═════ Records for this task

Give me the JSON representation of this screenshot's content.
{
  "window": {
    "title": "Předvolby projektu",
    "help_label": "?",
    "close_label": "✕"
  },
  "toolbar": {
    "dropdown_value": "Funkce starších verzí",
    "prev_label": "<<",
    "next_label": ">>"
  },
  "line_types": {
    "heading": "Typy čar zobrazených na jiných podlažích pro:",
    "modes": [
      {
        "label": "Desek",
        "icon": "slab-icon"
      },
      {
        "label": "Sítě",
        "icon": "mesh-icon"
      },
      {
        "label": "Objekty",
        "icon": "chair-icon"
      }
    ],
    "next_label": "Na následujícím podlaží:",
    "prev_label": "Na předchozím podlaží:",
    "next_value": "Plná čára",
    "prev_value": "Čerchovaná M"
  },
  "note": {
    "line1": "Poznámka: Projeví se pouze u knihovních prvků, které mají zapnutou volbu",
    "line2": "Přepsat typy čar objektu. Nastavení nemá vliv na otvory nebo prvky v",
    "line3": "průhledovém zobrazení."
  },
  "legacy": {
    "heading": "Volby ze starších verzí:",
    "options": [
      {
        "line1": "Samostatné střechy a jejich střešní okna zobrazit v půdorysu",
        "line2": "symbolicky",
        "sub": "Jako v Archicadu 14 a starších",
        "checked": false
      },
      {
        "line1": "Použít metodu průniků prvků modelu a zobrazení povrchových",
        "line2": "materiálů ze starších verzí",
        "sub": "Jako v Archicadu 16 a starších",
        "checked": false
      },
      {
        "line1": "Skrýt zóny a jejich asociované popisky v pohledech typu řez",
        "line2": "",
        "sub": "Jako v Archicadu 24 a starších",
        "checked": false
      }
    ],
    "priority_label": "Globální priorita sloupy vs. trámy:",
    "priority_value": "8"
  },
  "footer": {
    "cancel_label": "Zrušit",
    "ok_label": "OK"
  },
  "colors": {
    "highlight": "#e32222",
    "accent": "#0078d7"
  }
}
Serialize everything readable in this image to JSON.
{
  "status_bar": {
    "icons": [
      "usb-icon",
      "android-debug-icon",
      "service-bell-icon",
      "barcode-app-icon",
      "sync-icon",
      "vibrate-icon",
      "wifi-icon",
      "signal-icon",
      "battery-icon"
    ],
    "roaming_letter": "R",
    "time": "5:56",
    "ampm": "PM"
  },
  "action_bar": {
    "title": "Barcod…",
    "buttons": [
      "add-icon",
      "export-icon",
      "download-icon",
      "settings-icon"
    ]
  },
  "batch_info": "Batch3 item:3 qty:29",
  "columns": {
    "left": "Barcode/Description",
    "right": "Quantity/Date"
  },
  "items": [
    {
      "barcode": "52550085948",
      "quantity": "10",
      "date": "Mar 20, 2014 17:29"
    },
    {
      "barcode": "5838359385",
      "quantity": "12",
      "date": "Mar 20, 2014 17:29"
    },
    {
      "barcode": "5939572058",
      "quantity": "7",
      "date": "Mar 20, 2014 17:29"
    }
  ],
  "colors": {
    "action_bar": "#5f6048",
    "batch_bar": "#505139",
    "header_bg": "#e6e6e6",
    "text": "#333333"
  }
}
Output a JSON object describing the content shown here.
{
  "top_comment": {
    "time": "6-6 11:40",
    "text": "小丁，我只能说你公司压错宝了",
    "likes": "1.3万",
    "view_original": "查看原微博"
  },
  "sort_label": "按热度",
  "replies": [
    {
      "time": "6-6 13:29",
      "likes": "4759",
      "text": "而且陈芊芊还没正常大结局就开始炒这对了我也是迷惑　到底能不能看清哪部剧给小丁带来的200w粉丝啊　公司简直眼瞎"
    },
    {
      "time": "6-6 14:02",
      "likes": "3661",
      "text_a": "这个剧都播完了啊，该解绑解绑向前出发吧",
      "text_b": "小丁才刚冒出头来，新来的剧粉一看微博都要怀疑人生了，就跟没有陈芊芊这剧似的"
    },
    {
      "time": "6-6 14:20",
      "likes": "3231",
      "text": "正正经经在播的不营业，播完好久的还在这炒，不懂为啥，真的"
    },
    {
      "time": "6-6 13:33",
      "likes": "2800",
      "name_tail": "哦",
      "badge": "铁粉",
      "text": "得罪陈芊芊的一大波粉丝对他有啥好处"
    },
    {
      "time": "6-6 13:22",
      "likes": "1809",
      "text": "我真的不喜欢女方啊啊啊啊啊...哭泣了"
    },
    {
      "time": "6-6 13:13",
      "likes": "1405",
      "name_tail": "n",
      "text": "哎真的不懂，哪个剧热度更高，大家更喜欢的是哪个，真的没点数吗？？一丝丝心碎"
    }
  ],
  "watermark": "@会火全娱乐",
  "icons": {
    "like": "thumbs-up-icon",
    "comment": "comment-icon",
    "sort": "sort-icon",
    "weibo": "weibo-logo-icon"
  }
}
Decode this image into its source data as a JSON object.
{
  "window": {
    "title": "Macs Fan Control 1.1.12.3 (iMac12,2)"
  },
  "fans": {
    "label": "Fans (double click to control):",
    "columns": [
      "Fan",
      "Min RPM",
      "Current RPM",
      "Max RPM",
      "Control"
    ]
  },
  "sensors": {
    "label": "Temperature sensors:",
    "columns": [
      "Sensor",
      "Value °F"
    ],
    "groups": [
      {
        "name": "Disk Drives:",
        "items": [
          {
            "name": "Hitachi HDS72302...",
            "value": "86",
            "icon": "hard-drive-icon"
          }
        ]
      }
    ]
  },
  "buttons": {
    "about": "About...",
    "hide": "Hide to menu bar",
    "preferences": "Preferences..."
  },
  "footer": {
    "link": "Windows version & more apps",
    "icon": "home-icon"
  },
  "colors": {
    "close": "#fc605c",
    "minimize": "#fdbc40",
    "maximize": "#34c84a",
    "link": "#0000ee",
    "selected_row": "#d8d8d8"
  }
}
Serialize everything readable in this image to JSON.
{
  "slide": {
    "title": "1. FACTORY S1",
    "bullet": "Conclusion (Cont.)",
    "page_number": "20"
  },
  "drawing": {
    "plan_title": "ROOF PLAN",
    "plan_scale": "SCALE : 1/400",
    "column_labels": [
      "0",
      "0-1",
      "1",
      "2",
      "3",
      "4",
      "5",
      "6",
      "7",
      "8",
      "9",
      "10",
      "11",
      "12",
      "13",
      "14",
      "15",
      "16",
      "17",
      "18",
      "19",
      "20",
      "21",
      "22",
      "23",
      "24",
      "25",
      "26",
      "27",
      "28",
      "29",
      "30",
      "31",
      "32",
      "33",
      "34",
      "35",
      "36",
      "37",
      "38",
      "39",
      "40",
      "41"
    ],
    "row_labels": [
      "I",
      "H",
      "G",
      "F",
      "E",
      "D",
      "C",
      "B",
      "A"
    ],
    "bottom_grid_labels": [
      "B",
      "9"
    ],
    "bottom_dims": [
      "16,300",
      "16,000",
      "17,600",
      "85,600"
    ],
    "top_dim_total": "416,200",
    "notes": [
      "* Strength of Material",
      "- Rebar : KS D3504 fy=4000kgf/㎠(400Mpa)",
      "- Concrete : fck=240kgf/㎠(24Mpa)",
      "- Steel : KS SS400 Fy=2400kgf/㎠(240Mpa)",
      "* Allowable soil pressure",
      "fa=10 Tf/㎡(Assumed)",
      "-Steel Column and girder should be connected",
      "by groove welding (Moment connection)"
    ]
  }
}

══════════

Your instructions => Transcribe all of the material exactly. Omit nothing.

Finished answer =>
Give me the JSON representation of this screenshot's content.
{
  "window": {
    "title": "Předvolby projektu",
    "help_label": "?",
    "close_label": "✕"
  },
  "toolbar": {
    "dropdown_value": "Funkce starších verzí",
    "prev_label": "<<",
    "next_label": ">>"
  },
  "line_types": {
    "heading": "Typy čar zobrazených na jiných podlažích pro:",
    "modes": [
      {
        "label": "Desek",
        "icon": "slab-icon"
      },
      {
        "label": "Sítě",
        "icon": "mesh-icon"
      },
      {
        "label": "Objekty",
        "icon": "chair-icon"
      }
    ],
    "next_label": "Na následujícím podlaží:",
    "prev_label": "Na předchozím podlaží:",
    "next_value": "Plná čára",
    "prev_value": "Čerchovaná M"
  },
  "note": {
    "line1": "Poznámka: Projeví se pouze u knihovních prvků, které mají zapnutou volbu",
    "line2": "Přepsat typy čar objektu. Nastavení nemá vliv na otvory nebo prvky v",
    "line3": "průhledovém zobrazení."
  },
  "legacy": {
    "heading": "Volby ze starších verzí:",
    "options": [
      {
        "line1": "Samostatné střechy a jejich střešní okna zobrazit v půdorysu",
        "line2": "symbolicky",
        "sub": "Jako v Archicadu 14 a starších",
        "checked": false
      },
      {
        "line1": "Použít metodu průniků prvků modelu a zobrazení povrchových",
        "line2": "materiálů ze starších verzí",
        "sub": "Jako v Archicadu 16 a starších",
        "checked": false
      },
      {
        "line1": "Skrýt zóny a jejich asociované popisky v pohledech typu řez",
        "line2": "",
        "sub": "Jako v Archicadu 24 a starších",
        "checked": false
      }
    ],
    "priority_label": "Globální priorita sloupy vs. trámy:",
    "priority_value": "8"
  },
  "footer": {
    "cancel_label": "Zrušit",
    "ok_label": "OK"
  },
  "colors": {
    "highlight": "#e32222",
    "accent": "#0078d7"
  }
}
Serialize everything readable in this image to JSON.
{
  "status_bar": {
    "icons": [
      "usb-icon",
      "android-debug-icon",
      "service-bell-icon",
      "barcode-app-icon",
      "sync-icon",
      "vibrate-icon",
      "wifi-icon",
      "signal-icon",
      "battery-icon"
    ],
    "roaming_letter": "R",
    "time": "5:56",
    "ampm": "PM"
  },
  "action_bar": {
    "title": "Barcod…",
    "buttons": [
      "add-icon",
      "export-icon",
      "download-icon",
      "settings-icon"
    ]
  },
  "batch_info": "Batch3 item:3 qty:29",
  "columns": {
    "left": "Barcode/Description",
    "right": "Quantity/Date"
  },
  "items": [
    {
      "barcode": "52550085948",
      "quantity": "10",
      "date": "Mar 20, 2014 17:29"
    },
    {
      "barcode": "5838359385",
      "quantity": "12",
      "date": "Mar 20, 2014 17:29"
    },
    {
      "barcode": "5939572058",
      "quantity": "7",
      "date": "Mar 20, 2014 17:29"
    }
  ],
  "colors": {
    "action_bar": "#5f6048",
    "batch_bar": "#505139",
    "header_bg": "#e6e6e6",
    "text": "#333333"
  }
}
Output a JSON object describing the content shown here.
{
  "top_comment": {
    "time": "6-6 11:40",
    "text": "小丁，我只能说你公司压错宝了",
    "likes": "1.3万",
    "view_original": "查看原微博"
  },
  "sort_label": "按热度",
  "replies": [
    {
      "time": "6-6 13:29",
      "likes": "4759",
      "text": "而且陈芊芊还没正常大结局就开始炒这对了我也是迷惑　到底能不能看清哪部剧给小丁带来的200w粉丝啊　公司简直眼瞎"
    },
    {
      "time": "6-6 14:02",
      "likes": "3661",
      "text_a": "这个剧都播完了啊，该解绑解绑向前出发吧",
      "text_b": "小丁才刚冒出头来，新来的剧粉一看微博都要怀疑人生了，就跟没有陈芊芊这剧似的"
    },
    {
      "time": "6-6 14:20",
      "likes": "3231",
      "text": "正正经经在播的不营业，播完好久的还在这炒，不懂为啥，真的"
    },
    {
      "time": "6-6 13:33",
      "likes": "2800",
      "name_tail": "哦",
      "badge": "铁粉",
      "text": "得罪陈芊芊的一大波粉丝对他有啥好处"
    },
    {
      "time": "6-6 13:22",
      "likes": "1809",
      "text": "我真的不喜欢女方啊啊啊啊啊...哭泣了"
    },
    {
      "time": "6-6 13:13",
      "likes": "1405",
      "name_tail": "n",
      "text": "哎真的不懂，哪个剧热度更高，大家更喜欢的是哪个，真的没点数吗？？一丝丝心碎"
    }
  ],
  "watermark": "@会火全娱乐",
  "icons": {
    "like": "thumbs-up-icon",
    "comment": "comment-icon",
    "sort": "sort-icon",
    "weibo": "weibo-logo-icon"
  }
}
Decode this image into its source data as a JSON object.
{
  "window": {
    "title": "Macs Fan Control 1.1.12.3 (iMac12,2)"
  },
  "fans": {
    "label": "Fans (double click to control):",
    "columns": [
      "Fan",
      "Min RPM",
      "Current RPM",
      "Max RPM",
      "Control"
    ]
  },
  "sensors": {
    "label": "Temperature sensors:",
    "columns": [
      "Sensor",
      "Value °F"
    ],
    "groups": [
      {
        "name": "Disk Drives:",
        "items": [
          {
            "name": "Hitachi HDS72302...",
            "value": "86",
            "icon": "hard-drive-icon"
          }
        ]
      }
    ]
  },
  "buttons": {
    "about": "About...",
    "hide": "Hide to menu bar",
    "preferences": "Preferences..."
  },
  "footer": {
    "link": "Windows version & more apps",
    "icon": "home-icon"
  },
  "colors": {
    "close": "#fc605c",
    "minimize": "#fdbc40",
    "maximize": "#34c84a",
    "link": "#0000ee",
    "selected_row": "#d8d8d8"
  }
}
Serialize everything readable in this image to JSON.
{
  "slide": {
    "title": "1. FACTORY S1",
    "bullet": "Conclusion (Cont.)",
    "page_number": "20"
  },
  "drawing": {
    "plan_title": "ROOF PLAN",
    "plan_scale": "SCALE : 1/400",
    "column_labels": [
      "0",
      "0-1",
      "1",
      "2",
      "3",
      "4",
      "5",
      "6",
      "7",
      "8",
      "9",
      "10",
      "11",
      "12",
      "13",
      "14",
      "15",
      "16",
      "17",
      "18",
      "19",
      "20",
      "21",
      "22",
      "23",
      "24",
      "25",
      "26",
      "27",
      "28",
      "29",
      "30",
      "31",
      "32",
      "33",
      "34",
      "35",
      "36",
      "37",
      "38",
      "39",
      "40",
      "41"
    ],
    "row_labels": [
      "I",
      "H",
      "G",
      "F",
      "E",
      "D",
      "C",
      "B",
      "A"
    ],
    "bottom_grid_labels": [
      "B",
      "9"
    ],
    "bottom_dims": [
      "16,300",
      "16,000",
      "17,600",
      "85,600"
    ],
    "top_dim_total": "416,200",
    "notes": [
      "* Strength of Material",
      "- Rebar : KS D3504 fy=4000kgf/㎠(400Mpa)",
      "- Concrete : fck=240kgf/㎠(24Mpa)",
      "- Steel : KS SS400 Fy=2400kgf/㎠(240Mpa)",
      "* Allowable soil pressure",
      "fa=10 Tf/㎡(Assumed)",
      "-Steel Column and girder should be connected",
      "by groove welding (Moment connection)"
    ]
  }
}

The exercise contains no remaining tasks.